__PROBLEM TO SOLVE__: Of all the lines in the material, how many contain the word "marker"? State the number alone.

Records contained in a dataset
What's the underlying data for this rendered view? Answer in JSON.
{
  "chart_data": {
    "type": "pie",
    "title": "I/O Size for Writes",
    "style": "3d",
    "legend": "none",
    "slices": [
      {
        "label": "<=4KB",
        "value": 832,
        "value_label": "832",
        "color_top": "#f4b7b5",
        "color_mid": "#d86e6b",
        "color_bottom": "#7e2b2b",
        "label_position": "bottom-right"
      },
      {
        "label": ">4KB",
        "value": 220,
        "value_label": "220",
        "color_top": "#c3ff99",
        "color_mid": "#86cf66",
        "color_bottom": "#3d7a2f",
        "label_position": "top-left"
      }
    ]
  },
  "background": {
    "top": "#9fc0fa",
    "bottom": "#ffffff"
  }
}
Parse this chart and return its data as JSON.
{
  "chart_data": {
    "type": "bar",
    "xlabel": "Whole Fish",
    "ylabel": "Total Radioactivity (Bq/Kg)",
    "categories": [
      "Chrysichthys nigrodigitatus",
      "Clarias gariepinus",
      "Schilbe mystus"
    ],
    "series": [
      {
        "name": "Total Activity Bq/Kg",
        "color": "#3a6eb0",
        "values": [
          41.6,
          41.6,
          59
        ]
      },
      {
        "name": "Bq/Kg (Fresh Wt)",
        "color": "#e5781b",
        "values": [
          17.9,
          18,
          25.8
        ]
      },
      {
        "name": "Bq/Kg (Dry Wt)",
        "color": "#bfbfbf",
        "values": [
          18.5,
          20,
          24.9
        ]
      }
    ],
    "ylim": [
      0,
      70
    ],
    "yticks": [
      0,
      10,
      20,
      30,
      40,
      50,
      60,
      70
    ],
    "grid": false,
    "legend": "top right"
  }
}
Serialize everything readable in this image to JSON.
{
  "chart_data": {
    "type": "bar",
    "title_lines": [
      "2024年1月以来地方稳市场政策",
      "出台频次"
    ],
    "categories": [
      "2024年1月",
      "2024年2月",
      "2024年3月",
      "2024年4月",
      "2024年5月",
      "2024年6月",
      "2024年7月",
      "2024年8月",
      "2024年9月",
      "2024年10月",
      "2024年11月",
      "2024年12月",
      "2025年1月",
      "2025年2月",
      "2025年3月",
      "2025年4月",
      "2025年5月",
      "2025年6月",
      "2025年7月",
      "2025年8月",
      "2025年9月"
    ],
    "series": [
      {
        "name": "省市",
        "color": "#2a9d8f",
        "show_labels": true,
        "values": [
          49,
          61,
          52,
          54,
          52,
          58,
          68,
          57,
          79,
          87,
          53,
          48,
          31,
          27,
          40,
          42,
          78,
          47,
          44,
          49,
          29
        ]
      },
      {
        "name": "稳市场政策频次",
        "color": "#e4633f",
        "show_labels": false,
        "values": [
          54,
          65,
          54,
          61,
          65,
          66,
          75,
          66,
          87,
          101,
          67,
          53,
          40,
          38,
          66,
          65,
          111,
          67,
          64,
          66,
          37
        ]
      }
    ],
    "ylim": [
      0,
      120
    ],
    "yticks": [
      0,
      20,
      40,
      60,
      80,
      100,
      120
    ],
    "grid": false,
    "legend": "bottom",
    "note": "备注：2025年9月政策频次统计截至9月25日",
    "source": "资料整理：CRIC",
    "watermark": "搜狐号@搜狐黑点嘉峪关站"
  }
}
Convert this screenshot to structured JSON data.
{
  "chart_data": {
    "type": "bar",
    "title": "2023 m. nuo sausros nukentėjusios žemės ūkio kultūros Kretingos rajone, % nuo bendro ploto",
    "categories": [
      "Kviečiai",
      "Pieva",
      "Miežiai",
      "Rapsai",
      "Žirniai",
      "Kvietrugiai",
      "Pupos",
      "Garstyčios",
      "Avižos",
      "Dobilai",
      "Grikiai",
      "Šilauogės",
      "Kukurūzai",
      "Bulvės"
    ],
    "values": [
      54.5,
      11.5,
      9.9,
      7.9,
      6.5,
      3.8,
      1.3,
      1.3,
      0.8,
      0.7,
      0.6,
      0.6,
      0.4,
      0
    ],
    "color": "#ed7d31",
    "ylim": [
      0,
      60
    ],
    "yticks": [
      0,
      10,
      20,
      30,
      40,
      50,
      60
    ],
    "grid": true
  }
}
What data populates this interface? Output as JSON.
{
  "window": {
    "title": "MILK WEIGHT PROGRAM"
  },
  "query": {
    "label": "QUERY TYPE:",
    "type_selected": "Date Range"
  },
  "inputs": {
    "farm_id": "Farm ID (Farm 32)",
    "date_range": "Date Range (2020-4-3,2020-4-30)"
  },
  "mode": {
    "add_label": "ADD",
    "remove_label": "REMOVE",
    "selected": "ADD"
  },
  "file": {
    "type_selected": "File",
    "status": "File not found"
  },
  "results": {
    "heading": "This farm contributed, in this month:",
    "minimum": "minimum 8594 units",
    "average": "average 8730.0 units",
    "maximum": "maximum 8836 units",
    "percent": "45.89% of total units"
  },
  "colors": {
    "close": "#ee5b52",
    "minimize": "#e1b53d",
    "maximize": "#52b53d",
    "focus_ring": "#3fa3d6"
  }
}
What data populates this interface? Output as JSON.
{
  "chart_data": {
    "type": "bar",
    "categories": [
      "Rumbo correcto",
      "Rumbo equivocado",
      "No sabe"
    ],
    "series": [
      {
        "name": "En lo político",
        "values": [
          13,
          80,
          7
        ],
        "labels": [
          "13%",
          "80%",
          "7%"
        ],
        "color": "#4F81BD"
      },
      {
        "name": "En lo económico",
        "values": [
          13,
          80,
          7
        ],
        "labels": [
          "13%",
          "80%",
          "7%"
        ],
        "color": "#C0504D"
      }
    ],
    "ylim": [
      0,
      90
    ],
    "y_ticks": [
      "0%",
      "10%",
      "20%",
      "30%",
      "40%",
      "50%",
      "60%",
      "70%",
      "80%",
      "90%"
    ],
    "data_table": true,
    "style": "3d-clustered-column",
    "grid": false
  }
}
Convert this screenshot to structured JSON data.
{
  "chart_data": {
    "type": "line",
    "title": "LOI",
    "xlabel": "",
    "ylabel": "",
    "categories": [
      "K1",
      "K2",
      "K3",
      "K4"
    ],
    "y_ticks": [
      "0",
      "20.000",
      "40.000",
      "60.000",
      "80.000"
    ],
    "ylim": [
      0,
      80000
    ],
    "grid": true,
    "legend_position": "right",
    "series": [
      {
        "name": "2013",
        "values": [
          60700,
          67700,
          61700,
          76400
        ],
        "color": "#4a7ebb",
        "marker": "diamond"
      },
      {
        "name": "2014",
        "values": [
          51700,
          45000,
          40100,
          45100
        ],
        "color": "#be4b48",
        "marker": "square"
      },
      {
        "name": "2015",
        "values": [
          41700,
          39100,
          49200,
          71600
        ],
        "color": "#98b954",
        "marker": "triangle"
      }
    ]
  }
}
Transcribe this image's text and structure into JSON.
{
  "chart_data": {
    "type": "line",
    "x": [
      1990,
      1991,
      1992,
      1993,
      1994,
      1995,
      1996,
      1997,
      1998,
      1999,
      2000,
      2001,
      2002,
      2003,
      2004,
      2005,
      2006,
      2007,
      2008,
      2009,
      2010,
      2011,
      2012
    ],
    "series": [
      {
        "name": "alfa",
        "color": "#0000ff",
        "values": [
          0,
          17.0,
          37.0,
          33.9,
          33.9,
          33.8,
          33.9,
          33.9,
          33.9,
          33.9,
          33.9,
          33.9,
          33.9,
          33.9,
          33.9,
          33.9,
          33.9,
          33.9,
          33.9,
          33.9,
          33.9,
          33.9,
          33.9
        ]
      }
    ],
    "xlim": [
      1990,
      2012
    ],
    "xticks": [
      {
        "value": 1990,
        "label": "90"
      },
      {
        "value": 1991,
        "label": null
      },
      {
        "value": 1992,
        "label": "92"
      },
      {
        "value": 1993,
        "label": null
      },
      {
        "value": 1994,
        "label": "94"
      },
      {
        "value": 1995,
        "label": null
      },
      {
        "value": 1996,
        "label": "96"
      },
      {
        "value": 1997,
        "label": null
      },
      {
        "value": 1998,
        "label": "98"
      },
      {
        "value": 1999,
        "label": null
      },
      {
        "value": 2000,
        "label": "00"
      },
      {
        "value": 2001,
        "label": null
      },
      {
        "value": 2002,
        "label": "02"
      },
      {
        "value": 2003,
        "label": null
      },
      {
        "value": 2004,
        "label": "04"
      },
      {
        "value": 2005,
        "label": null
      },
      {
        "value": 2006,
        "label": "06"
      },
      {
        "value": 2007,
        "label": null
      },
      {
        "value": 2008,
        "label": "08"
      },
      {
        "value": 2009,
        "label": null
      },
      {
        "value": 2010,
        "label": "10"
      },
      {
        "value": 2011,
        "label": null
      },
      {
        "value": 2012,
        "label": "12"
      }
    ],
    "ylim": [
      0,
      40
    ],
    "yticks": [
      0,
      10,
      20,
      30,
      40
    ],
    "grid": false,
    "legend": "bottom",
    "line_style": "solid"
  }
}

__WRITTEN ANSWER__: 3